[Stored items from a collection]
---------------

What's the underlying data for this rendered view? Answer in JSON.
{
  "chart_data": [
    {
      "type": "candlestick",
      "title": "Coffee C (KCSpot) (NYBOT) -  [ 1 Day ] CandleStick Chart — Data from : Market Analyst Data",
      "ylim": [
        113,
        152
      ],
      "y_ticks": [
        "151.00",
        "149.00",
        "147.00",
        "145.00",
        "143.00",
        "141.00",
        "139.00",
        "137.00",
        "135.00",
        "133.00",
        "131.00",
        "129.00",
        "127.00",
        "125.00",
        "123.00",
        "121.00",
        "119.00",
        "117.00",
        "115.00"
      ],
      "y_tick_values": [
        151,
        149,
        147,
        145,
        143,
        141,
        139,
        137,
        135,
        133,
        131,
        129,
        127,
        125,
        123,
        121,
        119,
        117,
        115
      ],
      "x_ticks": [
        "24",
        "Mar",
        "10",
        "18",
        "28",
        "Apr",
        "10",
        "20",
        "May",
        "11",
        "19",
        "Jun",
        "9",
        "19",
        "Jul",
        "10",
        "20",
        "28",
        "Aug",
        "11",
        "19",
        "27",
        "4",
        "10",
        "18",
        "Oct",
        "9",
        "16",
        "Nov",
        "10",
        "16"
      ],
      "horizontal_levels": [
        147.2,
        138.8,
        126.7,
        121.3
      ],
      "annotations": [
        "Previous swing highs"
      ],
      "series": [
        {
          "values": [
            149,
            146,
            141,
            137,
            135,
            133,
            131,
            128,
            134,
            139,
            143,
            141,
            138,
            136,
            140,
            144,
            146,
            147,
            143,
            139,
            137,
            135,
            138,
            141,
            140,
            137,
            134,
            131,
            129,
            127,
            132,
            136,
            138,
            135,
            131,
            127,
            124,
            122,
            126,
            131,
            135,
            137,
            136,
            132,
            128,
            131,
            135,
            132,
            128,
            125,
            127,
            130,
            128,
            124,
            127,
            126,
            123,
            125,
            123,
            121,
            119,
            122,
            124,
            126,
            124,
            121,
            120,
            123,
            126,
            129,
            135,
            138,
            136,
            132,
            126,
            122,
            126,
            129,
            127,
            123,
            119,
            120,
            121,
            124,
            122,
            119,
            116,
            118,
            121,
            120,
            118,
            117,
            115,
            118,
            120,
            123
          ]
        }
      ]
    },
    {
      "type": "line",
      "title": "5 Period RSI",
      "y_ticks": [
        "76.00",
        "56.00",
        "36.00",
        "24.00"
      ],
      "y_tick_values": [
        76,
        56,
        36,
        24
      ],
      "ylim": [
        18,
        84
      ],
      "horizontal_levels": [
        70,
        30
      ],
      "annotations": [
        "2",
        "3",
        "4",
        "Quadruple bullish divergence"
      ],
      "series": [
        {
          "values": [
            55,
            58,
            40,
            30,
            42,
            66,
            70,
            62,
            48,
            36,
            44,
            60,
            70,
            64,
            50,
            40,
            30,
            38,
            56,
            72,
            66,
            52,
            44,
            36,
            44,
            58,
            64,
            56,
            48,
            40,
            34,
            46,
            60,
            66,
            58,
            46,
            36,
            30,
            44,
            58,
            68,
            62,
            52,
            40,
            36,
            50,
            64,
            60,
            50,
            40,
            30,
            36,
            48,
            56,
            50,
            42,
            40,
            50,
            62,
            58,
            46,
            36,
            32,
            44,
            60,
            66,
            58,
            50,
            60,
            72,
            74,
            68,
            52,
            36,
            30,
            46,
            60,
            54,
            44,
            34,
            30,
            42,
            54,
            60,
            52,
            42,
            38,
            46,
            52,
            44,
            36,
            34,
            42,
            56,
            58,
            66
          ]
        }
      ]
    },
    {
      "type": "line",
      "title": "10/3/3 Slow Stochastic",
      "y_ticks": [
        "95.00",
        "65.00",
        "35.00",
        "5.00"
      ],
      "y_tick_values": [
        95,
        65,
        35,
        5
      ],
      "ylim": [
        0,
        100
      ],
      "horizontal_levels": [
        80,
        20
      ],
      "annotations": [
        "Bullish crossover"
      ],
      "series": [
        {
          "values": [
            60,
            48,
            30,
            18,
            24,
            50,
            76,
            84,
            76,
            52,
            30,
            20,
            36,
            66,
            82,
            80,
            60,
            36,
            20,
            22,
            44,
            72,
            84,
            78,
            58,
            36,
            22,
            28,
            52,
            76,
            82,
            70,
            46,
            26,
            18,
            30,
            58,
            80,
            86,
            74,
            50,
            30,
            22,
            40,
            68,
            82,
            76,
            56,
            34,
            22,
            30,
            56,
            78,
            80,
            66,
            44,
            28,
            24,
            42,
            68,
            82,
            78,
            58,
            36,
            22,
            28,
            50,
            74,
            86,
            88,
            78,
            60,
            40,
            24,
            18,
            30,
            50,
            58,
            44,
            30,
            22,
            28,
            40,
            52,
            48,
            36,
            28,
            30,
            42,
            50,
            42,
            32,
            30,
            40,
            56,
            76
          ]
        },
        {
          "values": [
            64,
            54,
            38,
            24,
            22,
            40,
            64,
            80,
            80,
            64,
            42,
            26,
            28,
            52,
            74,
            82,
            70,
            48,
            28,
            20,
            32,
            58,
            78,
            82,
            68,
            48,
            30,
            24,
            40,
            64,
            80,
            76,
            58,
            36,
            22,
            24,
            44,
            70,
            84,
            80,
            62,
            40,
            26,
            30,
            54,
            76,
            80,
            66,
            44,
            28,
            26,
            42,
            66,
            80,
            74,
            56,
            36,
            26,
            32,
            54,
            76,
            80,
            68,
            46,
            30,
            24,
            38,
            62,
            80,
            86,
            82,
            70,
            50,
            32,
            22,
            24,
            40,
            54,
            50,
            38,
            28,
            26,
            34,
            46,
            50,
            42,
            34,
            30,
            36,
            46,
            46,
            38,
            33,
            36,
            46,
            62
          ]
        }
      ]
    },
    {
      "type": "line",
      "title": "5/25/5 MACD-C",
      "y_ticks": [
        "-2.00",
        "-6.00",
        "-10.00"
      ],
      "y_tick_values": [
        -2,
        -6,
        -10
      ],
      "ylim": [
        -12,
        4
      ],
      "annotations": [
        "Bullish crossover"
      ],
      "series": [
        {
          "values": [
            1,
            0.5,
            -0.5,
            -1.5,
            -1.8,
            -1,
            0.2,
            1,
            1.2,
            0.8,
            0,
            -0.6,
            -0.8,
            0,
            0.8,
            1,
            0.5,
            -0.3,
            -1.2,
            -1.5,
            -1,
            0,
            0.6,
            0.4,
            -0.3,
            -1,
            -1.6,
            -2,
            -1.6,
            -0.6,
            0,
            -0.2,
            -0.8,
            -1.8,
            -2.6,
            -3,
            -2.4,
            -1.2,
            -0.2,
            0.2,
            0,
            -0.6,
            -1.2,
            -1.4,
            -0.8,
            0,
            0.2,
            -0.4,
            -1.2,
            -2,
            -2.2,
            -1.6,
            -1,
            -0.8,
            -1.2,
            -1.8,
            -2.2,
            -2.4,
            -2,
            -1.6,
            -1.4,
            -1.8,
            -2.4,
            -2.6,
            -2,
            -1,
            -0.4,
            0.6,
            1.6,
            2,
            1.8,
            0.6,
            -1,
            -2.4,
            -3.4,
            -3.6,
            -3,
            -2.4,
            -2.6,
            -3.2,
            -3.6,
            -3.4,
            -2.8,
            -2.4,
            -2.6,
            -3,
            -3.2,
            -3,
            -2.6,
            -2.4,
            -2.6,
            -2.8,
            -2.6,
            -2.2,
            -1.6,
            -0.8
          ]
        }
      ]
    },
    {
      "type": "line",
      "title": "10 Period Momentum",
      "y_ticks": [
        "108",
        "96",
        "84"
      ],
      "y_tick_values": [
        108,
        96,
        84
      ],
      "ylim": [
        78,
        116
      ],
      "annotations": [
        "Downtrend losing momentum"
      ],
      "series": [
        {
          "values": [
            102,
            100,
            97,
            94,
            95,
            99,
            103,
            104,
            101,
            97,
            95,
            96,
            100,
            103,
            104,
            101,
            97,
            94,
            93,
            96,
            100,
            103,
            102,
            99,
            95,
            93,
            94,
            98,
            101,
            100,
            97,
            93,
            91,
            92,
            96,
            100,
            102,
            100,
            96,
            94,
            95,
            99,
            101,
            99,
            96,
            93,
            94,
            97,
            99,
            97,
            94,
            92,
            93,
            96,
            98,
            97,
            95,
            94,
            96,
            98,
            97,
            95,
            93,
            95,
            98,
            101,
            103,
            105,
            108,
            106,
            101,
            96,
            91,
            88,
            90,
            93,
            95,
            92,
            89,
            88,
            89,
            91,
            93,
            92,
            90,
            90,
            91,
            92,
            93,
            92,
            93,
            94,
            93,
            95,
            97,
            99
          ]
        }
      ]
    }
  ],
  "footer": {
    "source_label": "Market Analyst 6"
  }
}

---------------

▶ **WHAT IS REQUIRED**
Select every line in the records above that contains the word "Market".

▶ **TASK SOLUTION**
      "title": "Coffee C (KCSpot) (NYBOT) -  [ 1 Day ] CandleStick Chart — Data from : Market Analyst Data",
    "source_label": "Market Analyst 6"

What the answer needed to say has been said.